Text for analysis ::
▶
HIT to boost interspecialty communication can reduce hospitalizations

Increased communication between primary care physicians and specialists was associated with lower rates of potentially avoidable hospitalizations in a new study of Medicare patients. Greater use of health IT found to make that more so, according to the authors.

The study, published at the Journal of the American Board of Family Medicine, looked at interspecialty communication and its effects on "ambulatory care-sensitive conditions" (ACSCs)--conditions for which good outpatient care can potentially prevent the need for hospitalization. For this study, those conditions were diabetes, chronic obstructive pulmonary disease, asthma and congestive heart failure.

Medicare patients with chronic conditions tend to see numerous specialists, though with the fee-for-service payment model, interspecialty communication is poor, the authors point out. The move to value-based payment models, however, is changing that.

While there was no significant main impact between health IT use and ACSC hospitalizations, the associations between interspecialty communication and ACSC hospitalizations were magnified in the presence of higher HIT use, the authors wrote.
◀
Tasks to perform ::
a. Copy from the article on interspecialty communication and hospitalizations the part that opens with the words containing "The study, published" and closes with "is changing that.", keeping every word unchanged.
b. Continue the article on interspecialty communication and avoidable hospitalizations from the point where it stops.

Records supplied ::
▶
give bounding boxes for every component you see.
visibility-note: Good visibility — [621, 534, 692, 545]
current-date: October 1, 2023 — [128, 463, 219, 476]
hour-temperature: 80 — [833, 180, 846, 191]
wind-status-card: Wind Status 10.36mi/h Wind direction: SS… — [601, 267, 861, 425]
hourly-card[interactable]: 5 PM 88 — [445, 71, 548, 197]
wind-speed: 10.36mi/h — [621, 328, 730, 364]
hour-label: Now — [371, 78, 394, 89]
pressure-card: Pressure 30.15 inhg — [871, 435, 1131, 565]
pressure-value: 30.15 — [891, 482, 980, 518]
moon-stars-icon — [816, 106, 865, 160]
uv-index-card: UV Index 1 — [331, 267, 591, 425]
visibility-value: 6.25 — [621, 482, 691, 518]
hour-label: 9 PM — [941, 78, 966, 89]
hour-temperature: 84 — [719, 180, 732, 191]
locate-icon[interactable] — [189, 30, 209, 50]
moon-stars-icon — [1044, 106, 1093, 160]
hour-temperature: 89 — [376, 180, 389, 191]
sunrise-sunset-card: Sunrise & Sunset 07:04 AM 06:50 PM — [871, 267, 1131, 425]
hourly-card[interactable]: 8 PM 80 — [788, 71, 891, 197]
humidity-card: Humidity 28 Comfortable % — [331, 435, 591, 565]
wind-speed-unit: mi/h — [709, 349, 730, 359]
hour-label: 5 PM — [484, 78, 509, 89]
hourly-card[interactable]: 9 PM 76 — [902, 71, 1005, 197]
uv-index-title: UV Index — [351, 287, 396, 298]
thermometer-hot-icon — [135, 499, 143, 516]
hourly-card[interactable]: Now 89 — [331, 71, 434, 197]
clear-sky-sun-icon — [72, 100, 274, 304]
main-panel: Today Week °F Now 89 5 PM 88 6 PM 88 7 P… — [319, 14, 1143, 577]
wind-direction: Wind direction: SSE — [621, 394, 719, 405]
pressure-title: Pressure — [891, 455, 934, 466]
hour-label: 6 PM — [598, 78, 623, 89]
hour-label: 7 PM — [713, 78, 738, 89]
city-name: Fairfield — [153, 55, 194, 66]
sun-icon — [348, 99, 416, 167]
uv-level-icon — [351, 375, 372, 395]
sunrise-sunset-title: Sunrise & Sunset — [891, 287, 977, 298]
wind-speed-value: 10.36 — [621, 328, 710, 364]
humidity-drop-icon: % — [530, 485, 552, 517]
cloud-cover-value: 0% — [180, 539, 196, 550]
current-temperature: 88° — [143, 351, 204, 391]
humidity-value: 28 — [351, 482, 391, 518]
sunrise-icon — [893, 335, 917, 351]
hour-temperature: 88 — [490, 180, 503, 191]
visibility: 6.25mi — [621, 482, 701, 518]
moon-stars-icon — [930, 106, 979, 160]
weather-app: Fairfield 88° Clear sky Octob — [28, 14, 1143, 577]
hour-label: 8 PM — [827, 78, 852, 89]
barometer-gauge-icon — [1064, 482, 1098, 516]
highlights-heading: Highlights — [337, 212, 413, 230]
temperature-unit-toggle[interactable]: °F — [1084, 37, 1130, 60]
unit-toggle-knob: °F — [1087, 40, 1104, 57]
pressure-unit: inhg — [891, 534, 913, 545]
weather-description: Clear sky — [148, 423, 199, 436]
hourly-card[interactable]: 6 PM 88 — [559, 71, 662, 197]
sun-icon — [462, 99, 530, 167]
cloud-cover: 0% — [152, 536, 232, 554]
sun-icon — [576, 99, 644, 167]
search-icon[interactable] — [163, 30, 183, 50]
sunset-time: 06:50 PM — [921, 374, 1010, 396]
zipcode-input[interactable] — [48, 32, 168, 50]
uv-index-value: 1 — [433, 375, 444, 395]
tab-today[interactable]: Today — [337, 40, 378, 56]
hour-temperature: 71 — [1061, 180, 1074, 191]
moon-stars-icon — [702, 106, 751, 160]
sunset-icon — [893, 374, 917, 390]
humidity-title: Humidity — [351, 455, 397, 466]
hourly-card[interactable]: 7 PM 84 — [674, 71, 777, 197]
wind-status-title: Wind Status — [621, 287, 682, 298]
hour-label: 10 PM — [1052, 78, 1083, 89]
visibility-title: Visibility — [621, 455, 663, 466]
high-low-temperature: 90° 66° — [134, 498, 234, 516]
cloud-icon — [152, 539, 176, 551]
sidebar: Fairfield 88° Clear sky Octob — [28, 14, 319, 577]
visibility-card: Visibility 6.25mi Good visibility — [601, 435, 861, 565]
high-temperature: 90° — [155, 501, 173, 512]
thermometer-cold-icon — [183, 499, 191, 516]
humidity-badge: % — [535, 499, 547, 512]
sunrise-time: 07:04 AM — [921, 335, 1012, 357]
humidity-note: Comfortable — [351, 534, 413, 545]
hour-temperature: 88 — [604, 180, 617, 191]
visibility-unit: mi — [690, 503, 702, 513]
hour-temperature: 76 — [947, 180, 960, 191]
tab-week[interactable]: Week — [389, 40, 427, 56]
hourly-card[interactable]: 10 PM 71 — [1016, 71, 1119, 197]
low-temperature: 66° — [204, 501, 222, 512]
◀
Answers in order ::
a.
The study, published at the Journal of the American Board of Family Medicine, looked at interspecialty communication and its effects on "ambulatory care-sensitive conditions" (ACSCs)--conditions for which good outpatient care can potentially prevent the need for hospitalization. For this study, those conditions were diabetes, chronic obstructive pulmonary disease, asthma and congestive heart failure.

Medicare patients with chronic conditions tend to see numerous specialists, though with the fee-for-service payment model, interspecialty communication is poor, the authors point out. The move to value-based payment models, however, is changing that.

b.
For example, patients in practices with both the highest level of interspecialty communication and the highest level of health IT use had lower odds of ambulatory care-sensitive hospitalizations than those in practices with lower interspecialty communication and high health IT use.

The researchers conclude that health IT can facilitate care coordination to effectively treat these conditions and keep patients out of the hospital.

FierceHealthFinance's Ron Shinkman recently recounted how a little care coordination could have saved thousands of dollars in the care of his father-in-law.

Community-based programs, meanwhile, are helping to keep hospital "super-users" out of the ER. The Johns Hopkins Community Health Partnership, for example, has staff calling them at least once a week between doctors' appointments to make sure they're taking their medications or to find out whether they need food or housing assistance.